- [Short problem]: Copy out the entries below precisely; nothing is to be omitted.

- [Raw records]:
-.-.-
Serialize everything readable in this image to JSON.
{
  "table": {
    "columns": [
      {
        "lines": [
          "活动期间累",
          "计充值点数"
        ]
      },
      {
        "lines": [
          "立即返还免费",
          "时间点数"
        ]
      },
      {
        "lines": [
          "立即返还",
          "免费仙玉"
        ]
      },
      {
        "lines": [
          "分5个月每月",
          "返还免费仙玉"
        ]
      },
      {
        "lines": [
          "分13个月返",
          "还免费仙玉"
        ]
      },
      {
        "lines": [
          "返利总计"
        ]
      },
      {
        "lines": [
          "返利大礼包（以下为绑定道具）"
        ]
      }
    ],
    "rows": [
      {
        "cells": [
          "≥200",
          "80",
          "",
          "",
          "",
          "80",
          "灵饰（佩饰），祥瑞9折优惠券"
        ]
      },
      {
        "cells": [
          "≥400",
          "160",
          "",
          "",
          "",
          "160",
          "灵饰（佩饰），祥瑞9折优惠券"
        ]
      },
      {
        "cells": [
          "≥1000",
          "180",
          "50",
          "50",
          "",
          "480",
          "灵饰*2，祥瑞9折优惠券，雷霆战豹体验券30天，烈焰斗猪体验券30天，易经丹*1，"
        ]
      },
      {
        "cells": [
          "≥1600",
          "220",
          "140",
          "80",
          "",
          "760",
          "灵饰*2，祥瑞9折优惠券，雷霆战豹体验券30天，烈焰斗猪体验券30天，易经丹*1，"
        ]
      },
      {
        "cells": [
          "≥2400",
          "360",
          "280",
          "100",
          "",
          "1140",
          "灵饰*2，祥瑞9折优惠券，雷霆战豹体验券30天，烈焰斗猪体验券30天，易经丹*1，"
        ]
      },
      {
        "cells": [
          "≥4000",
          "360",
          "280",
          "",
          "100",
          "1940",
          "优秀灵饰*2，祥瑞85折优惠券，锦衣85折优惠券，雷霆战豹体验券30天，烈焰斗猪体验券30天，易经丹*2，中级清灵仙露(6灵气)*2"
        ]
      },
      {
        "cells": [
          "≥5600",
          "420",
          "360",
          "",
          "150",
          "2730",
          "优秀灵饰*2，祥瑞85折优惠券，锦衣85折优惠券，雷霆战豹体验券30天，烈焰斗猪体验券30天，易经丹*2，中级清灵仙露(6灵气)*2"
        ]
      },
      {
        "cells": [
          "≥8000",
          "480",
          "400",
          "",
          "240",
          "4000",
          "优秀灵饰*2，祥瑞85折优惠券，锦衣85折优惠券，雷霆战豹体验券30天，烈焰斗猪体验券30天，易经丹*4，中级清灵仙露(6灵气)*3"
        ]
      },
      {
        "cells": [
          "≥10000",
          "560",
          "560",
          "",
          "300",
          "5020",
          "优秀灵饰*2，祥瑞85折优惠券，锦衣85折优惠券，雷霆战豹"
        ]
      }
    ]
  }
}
-.-.-
- [Answer for the task]:
Serialize everything readable in this image to JSON.
{
  "table": {
    "columns": [
      {
        "lines": [
          "活动期间累",
          "计充值点数"
        ]
      },
      {
        "lines": [
          "立即返还免费",
          "时间点数"
        ]
      },
      {
        "lines": [
          "立即返还",
          "免费仙玉"
        ]
      },
      {
        "lines": [
          "分5个月每月",
          "返还免费仙玉"
        ]
      },
      {
        "lines": [
          "分13个月返",
          "还免费仙玉"
        ]
      },
      {
        "lines": [
          "返利总计"
        ]
      },
      {
        "lines": [
          "返利大礼包（以下为绑定道具）"
        ]
      }
    ],
    "rows": [
      {
        "cells": [
          "≥200",
          "80",
          "",
          "",
          "",
          "80",
          "灵饰（佩饰），祥瑞9折优惠券"
        ]
      },
      {
        "cells": [
          "≥400",
          "160",
          "",
          "",
          "",
          "160",
          "灵饰（佩饰），祥瑞9折优惠券"
        ]
      },
      {
        "cells": [
          "≥1000",
          "180",
          "50",
          "50",
          "",
          "480",
          "灵饰*2，祥瑞9折优惠券，雷霆战豹体验券30天，烈焰斗猪体验券30天，易经丹*1，"
        ]
      },
      {
        "cells": [
          "≥1600",
          "220",
          "140",
          "80",
          "",
          "760",
          "灵饰*2，祥瑞9折优惠券，雷霆战豹体验券30天，烈焰斗猪体验券30天，易经丹*1，"
        ]
      },
      {
        "cells": [
          "≥2400",
          "360",
          "280",
          "100",
          "",
          "1140",
          "灵饰*2，祥瑞9折优惠券，雷霆战豹体验券30天，烈焰斗猪体验券30天，易经丹*1，"
        ]
      },
      {
        "cells": [
          "≥4000",
          "360",
          "280",
          "",
          "100",
          "1940",
          "优秀灵饰*2，祥瑞85折优惠券，锦衣85折优惠券，雷霆战豹体验券30天，烈焰斗猪体验券30天，易经丹*2，中级清灵仙露(6灵气)*2"
        ]
      },
      {
        "cells": [
          "≥5600",
          "420",
          "360",
          "",
          "150",
          "2730",
          "优秀灵饰*2，祥瑞85折优惠券，锦衣85折优惠券，雷霆战豹体验券30天，烈焰斗猪体验券30天，易经丹*2，中级清灵仙露(6灵气)*2"
        ]
      },
      {
        "cells": [
          "≥8000",
          "480",
          "400",
          "",
          "240",
          "4000",
          "优秀灵饰*2，祥瑞85折优惠券，锦衣85折优惠券，雷霆战豹体验券30天，烈焰斗猪体验券30天，易经丹*4，中级清灵仙露(6灵气)*3"
        ]
      },
      {
        "cells": [
          "≥10000",
          "560",
          "560",
          "",
          "300",
          "5020",
          "优秀灵饰*2，祥瑞85折优惠券，锦衣85折优惠券，雷霆战豹"
        ]
      }
    ]
  }
}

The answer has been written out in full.